> YOUR INSTRUCTIONS
Restate each line of the listing exactly, without carrying over any pictures.

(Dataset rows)
-=-=-=-=-
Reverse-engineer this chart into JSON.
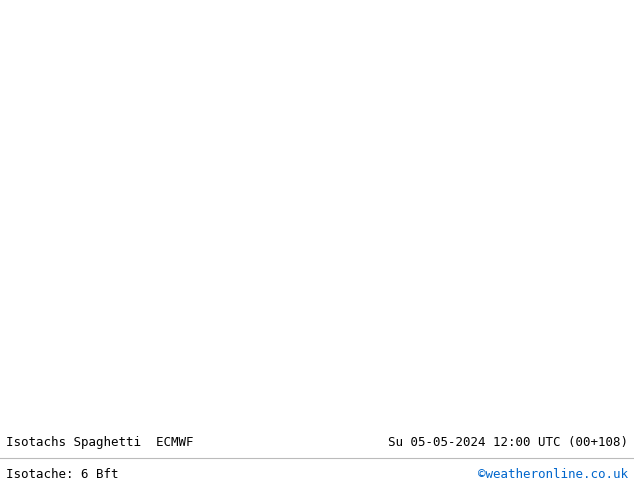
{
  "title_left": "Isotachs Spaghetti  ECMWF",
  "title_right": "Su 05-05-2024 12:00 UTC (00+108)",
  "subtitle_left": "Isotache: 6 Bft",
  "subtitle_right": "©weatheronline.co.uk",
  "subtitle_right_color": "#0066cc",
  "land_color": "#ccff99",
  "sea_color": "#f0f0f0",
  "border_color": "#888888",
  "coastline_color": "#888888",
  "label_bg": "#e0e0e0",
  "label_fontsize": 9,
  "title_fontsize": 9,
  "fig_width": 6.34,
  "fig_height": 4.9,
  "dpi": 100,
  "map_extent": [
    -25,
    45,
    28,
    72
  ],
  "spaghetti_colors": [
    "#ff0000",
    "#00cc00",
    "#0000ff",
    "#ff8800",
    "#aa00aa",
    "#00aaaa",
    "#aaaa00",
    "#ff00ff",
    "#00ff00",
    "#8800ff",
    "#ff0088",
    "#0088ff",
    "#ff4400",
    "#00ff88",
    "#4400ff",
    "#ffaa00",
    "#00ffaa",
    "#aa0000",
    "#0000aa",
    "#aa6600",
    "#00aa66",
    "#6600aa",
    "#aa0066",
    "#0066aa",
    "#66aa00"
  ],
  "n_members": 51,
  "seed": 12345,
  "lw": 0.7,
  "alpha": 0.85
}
-=-=-=-=-
> PROBLEM SOLUTION
Reverse-engineer this chart into JSON.
{
  "title_left": "Isotachs Spaghetti  ECMWF",
  "title_right": "Su 05-05-2024 12:00 UTC (00+108)",
  "subtitle_left": "Isotache: 6 Bft",
  "subtitle_right": "©weatheronline.co.uk",
  "subtitle_right_color": "#0066cc",
  "land_color": "#ccff99",
  "sea_color": "#f0f0f0",
  "border_color": "#888888",
  "coastline_color": "#888888",
  "label_bg": "#e0e0e0",
  "label_fontsize": 9,
  "title_fontsize": 9,
  "fig_width": 6.34,
  "fig_height": 4.9,
  "dpi": 100,
  "map_extent": [
    -25,
    45,
    28,
    72
  ],
  "spaghetti_colors": [
    "#ff0000",
    "#00cc00",
    "#0000ff",
    "#ff8800",
    "#aa00aa",
    "#00aaaa",
    "#aaaa00",
    "#ff00ff",
    "#00ff00",
    "#8800ff",
    "#ff0088",
    "#0088ff",
    "#ff4400",
    "#00ff88",
    "#4400ff",
    "#ffaa00",
    "#00ffaa",
    "#aa0000",
    "#0000aa",
    "#aa6600",
    "#00aa66",
    "#6600aa",
    "#aa0066",
    "#0066aa",
    "#66aa00"
  ],
  "n_members": 51,
  "seed": 12345,
  "lw": 0.7,
  "alpha": 0.85
}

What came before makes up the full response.